» AIM OF THE TASK: How many lines of the records contain the string "Barrada"? Reply with the number alone.

Element boundary records:
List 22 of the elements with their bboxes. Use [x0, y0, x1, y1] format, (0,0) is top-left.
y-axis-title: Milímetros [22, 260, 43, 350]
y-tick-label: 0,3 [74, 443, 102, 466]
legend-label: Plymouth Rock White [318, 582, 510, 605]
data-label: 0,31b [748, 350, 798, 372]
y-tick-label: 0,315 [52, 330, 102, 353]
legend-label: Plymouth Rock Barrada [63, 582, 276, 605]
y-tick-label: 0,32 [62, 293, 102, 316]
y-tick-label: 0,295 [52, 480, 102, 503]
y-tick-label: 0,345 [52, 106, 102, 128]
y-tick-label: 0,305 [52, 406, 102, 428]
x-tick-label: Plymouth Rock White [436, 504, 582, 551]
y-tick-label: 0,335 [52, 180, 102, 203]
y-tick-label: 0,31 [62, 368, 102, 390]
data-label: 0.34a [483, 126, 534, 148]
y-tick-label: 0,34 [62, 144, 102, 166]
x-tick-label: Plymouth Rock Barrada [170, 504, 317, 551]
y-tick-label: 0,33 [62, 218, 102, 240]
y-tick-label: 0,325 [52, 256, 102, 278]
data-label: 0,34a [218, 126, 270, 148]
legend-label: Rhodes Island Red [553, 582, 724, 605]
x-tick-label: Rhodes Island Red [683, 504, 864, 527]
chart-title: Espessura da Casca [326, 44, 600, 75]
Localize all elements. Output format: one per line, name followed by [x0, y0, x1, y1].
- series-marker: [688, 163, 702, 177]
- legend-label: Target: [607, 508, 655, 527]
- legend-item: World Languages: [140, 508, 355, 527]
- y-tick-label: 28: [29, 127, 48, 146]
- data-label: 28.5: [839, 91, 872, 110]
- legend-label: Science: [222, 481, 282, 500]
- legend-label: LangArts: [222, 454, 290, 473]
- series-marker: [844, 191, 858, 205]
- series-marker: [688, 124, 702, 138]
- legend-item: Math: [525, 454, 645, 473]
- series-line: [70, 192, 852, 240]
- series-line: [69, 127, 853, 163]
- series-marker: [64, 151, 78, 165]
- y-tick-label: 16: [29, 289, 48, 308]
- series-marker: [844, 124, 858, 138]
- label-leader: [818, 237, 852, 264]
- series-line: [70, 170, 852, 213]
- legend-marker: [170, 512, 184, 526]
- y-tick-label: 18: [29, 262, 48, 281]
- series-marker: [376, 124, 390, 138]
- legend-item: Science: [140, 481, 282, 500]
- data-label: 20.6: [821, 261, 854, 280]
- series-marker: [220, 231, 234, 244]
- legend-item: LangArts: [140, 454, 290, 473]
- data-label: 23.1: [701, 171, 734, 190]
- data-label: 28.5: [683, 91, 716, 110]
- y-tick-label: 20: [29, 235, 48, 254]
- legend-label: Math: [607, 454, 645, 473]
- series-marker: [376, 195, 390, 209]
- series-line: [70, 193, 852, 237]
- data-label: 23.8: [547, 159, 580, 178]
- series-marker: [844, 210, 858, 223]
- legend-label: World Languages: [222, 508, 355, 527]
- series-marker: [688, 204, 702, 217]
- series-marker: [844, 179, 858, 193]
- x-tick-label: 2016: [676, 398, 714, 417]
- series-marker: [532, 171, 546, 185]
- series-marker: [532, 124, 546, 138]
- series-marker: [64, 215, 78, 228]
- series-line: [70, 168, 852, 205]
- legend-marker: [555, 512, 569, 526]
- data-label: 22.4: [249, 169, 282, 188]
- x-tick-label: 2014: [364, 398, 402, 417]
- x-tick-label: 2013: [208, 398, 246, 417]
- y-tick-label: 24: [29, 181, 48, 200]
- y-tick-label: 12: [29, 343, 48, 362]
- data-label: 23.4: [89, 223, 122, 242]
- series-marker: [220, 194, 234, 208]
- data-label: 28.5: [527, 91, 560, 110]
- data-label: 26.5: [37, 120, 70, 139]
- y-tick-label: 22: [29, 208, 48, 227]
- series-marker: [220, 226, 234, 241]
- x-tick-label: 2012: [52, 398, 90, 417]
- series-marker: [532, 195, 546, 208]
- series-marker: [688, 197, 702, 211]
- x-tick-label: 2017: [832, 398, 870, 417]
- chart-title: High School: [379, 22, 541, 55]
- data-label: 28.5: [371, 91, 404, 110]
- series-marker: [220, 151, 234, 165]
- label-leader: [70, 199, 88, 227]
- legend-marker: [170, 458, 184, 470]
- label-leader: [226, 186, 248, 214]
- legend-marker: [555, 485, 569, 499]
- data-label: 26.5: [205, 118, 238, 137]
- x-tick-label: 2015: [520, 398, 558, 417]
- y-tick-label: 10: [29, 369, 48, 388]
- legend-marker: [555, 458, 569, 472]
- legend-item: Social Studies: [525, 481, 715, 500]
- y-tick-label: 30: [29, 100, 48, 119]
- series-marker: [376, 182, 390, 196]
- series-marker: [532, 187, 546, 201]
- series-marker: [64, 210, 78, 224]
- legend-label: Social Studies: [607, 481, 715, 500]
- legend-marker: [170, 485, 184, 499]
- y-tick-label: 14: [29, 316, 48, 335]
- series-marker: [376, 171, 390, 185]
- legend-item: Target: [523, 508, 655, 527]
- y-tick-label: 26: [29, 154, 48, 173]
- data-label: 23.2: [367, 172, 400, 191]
==
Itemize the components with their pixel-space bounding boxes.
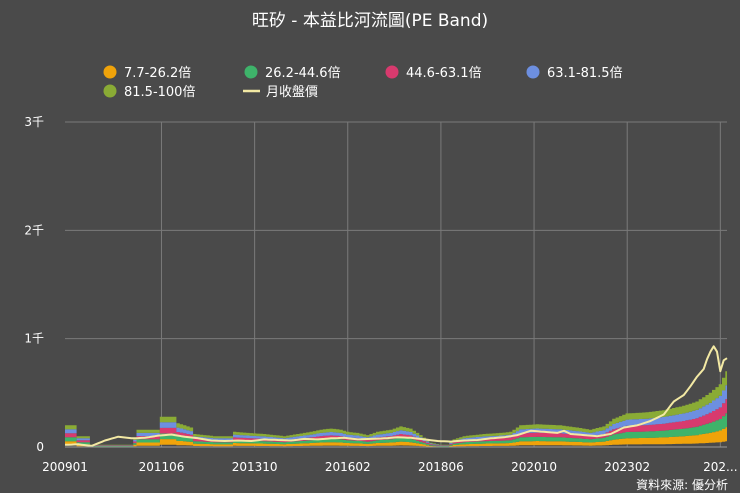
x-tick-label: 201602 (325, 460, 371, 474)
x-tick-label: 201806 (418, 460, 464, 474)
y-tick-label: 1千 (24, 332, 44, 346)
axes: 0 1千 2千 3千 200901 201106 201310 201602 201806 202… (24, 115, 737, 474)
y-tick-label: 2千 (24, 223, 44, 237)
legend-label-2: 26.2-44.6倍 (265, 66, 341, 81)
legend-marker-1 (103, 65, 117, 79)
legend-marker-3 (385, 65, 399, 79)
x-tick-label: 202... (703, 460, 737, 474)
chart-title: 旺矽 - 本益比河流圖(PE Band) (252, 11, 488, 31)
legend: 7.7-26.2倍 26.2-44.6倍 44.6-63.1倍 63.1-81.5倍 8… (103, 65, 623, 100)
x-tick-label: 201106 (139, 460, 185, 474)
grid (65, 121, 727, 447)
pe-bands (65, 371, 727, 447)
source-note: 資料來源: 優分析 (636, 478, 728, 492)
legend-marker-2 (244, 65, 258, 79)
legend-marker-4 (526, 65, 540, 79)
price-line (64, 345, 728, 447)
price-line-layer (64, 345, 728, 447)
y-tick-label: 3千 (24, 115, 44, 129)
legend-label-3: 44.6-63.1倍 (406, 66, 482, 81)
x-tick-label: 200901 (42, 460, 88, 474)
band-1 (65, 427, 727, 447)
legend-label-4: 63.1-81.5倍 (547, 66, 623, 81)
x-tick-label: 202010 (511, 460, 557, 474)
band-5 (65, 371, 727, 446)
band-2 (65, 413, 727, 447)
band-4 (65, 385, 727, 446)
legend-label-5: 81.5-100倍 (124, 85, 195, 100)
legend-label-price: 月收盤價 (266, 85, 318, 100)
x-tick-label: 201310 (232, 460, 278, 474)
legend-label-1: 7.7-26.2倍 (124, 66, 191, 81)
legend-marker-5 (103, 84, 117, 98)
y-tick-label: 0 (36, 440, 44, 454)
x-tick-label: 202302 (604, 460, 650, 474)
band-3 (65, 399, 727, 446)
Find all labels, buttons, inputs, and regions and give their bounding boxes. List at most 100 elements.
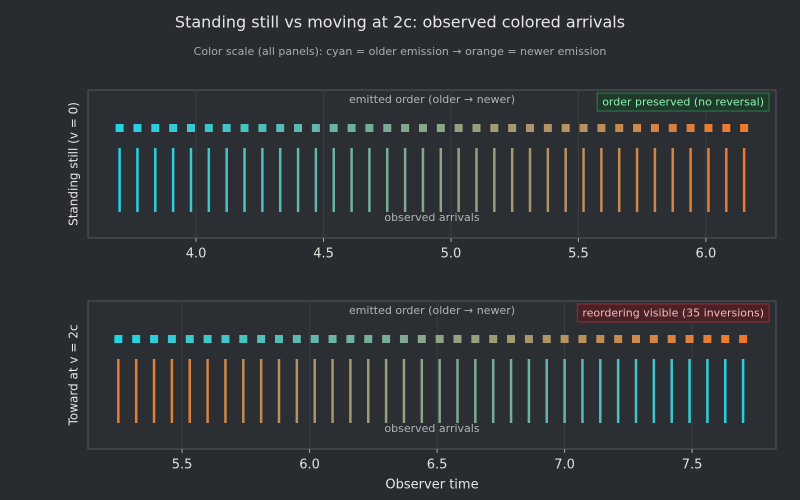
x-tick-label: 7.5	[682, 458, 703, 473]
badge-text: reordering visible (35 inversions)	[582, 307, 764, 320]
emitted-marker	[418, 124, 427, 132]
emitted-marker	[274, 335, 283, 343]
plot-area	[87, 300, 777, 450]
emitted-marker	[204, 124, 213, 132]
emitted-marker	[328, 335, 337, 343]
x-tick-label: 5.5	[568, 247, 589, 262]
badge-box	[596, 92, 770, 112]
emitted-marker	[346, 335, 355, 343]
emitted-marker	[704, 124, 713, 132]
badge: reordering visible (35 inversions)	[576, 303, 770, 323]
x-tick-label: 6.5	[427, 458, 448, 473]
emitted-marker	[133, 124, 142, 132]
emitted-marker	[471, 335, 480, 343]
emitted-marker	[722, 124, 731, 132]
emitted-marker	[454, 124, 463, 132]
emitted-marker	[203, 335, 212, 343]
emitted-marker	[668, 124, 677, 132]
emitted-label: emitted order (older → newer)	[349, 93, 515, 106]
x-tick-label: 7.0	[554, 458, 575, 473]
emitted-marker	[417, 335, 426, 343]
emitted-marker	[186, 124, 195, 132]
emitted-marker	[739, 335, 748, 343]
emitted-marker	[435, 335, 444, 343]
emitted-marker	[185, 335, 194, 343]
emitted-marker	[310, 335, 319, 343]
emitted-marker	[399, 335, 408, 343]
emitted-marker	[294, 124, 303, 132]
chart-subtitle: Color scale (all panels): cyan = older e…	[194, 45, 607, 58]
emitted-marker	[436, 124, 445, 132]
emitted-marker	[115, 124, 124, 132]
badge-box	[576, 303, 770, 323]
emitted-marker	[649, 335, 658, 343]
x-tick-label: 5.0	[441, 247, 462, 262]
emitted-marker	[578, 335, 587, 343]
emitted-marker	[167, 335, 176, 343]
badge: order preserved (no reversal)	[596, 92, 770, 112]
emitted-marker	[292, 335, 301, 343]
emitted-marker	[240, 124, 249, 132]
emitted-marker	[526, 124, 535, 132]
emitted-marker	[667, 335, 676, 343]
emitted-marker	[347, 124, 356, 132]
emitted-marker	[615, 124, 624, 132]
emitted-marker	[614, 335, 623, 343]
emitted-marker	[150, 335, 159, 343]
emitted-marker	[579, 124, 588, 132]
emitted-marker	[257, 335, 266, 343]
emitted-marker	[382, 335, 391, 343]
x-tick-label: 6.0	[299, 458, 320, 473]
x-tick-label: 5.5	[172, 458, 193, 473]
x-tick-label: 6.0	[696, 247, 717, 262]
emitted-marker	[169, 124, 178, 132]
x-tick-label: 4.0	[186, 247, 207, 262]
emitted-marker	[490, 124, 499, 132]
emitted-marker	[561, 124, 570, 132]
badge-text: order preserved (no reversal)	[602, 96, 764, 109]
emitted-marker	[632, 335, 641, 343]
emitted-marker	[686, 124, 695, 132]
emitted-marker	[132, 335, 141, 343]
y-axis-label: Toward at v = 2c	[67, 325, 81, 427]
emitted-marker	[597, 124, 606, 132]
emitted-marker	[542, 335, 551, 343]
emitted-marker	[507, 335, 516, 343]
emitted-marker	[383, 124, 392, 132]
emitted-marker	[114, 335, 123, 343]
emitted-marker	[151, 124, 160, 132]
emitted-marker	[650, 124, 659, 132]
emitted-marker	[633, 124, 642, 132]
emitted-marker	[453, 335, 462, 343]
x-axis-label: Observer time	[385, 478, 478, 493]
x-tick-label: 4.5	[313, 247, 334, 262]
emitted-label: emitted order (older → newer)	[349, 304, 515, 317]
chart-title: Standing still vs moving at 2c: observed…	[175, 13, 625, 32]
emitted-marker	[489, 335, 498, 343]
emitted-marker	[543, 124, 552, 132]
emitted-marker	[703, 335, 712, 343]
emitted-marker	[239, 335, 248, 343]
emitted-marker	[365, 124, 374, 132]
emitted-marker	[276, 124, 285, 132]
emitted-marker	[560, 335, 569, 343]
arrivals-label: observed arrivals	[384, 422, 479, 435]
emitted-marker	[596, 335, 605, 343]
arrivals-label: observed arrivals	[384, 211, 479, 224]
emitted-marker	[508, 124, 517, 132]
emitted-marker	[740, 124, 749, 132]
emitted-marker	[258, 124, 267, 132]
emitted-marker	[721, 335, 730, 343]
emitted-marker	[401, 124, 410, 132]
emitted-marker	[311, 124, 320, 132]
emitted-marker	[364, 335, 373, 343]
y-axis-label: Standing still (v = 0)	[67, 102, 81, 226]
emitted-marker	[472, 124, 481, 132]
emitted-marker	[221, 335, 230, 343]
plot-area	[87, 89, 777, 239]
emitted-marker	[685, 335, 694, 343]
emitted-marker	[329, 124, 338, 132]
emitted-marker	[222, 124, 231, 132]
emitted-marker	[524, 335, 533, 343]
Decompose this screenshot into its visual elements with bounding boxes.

» OUTPUT OF THE EXERCISE: 2